RAW DATA:
"""

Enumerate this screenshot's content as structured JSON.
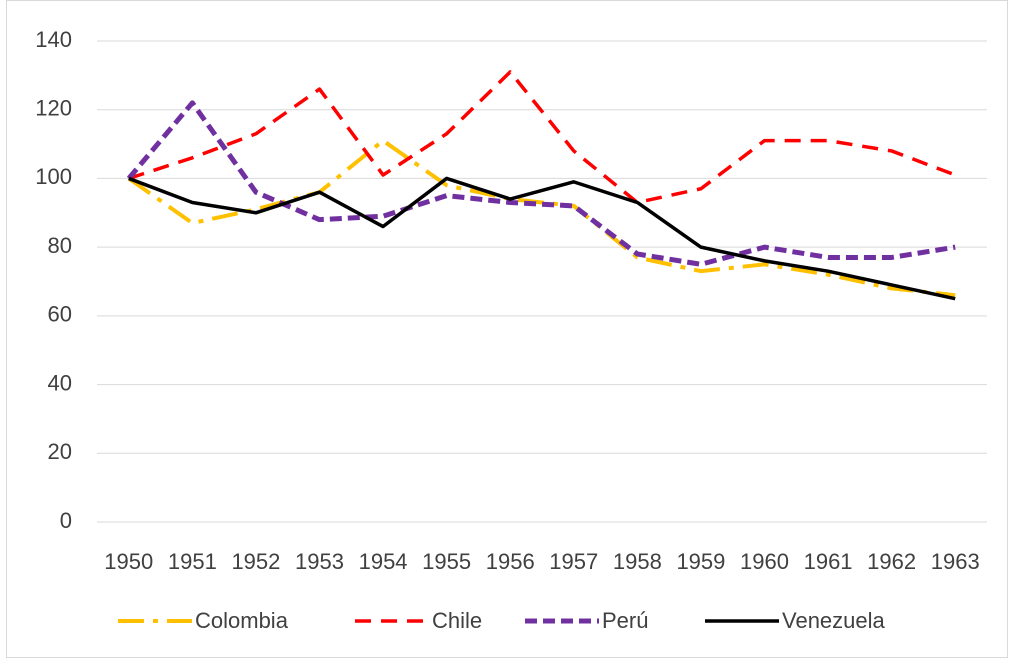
{
  "chart_data": {
    "type": "line",
    "categories": [
      "1950",
      "1951",
      "1952",
      "1953",
      "1954",
      "1955",
      "1956",
      "1957",
      "1958",
      "1959",
      "1960",
      "1961",
      "1962",
      "1963"
    ],
    "series": [
      {
        "name": "Colombia",
        "color": "#ffc000",
        "values": [
          100,
          87,
          91,
          96,
          111,
          98,
          94,
          92,
          77,
          73,
          75,
          72,
          68,
          66
        ]
      },
      {
        "name": "Chile",
        "color": "#ff0000",
        "values": [
          100,
          106,
          113,
          126,
          101,
          113,
          131,
          108,
          93,
          97,
          111,
          111,
          108,
          101
        ]
      },
      {
        "name": "Perú",
        "color": "#7030a0",
        "values": [
          100,
          122,
          96,
          88,
          89,
          95,
          93,
          92,
          78,
          75,
          80,
          77,
          77,
          80
        ]
      },
      {
        "name": "Venezuela",
        "color": "#000000",
        "values": [
          100,
          93,
          90,
          96,
          86,
          100,
          94,
          99,
          93,
          80,
          76,
          73,
          69,
          65
        ]
      }
    ],
    "ylim": [
      0,
      140
    ],
    "yticks": [
      0,
      20,
      40,
      60,
      80,
      100,
      120,
      140
    ],
    "grid": true,
    "legend": "bottom"
  }
}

"""

REQUIREMENT: Working from the lines above, reproduce the material exactly and exclude its pictures.

FULL RESPONSE:
Enumerate this screenshot's content as structured JSON.
{
  "chart_data": {
    "type": "line",
    "categories": [
      "1950",
      "1951",
      "1952",
      "1953",
      "1954",
      "1955",
      "1956",
      "1957",
      "1958",
      "1959",
      "1960",
      "1961",
      "1962",
      "1963"
    ],
    "series": [
      {
        "name": "Colombia",
        "color": "#ffc000",
        "values": [
          100,
          87,
          91,
          96,
          111,
          98,
          94,
          92,
          77,
          73,
          75,
          72,
          68,
          66
        ]
      },
      {
        "name": "Chile",
        "color": "#ff0000",
        "values": [
          100,
          106,
          113,
          126,
          101,
          113,
          131,
          108,
          93,
          97,
          111,
          111,
          108,
          101
        ]
      },
      {
        "name": "Perú",
        "color": "#7030a0",
        "values": [
          100,
          122,
          96,
          88,
          89,
          95,
          93,
          92,
          78,
          75,
          80,
          77,
          77,
          80
        ]
      },
      {
        "name": "Venezuela",
        "color": "#000000",
        "values": [
          100,
          93,
          90,
          96,
          86,
          100,
          94,
          99,
          93,
          80,
          76,
          73,
          69,
          65
        ]
      }
    ],
    "ylim": [
      0,
      140
    ],
    "yticks": [
      0,
      20,
      40,
      60,
      80,
      100,
      120,
      140
    ],
    "grid": true,
    "legend": "bottom"
  }
}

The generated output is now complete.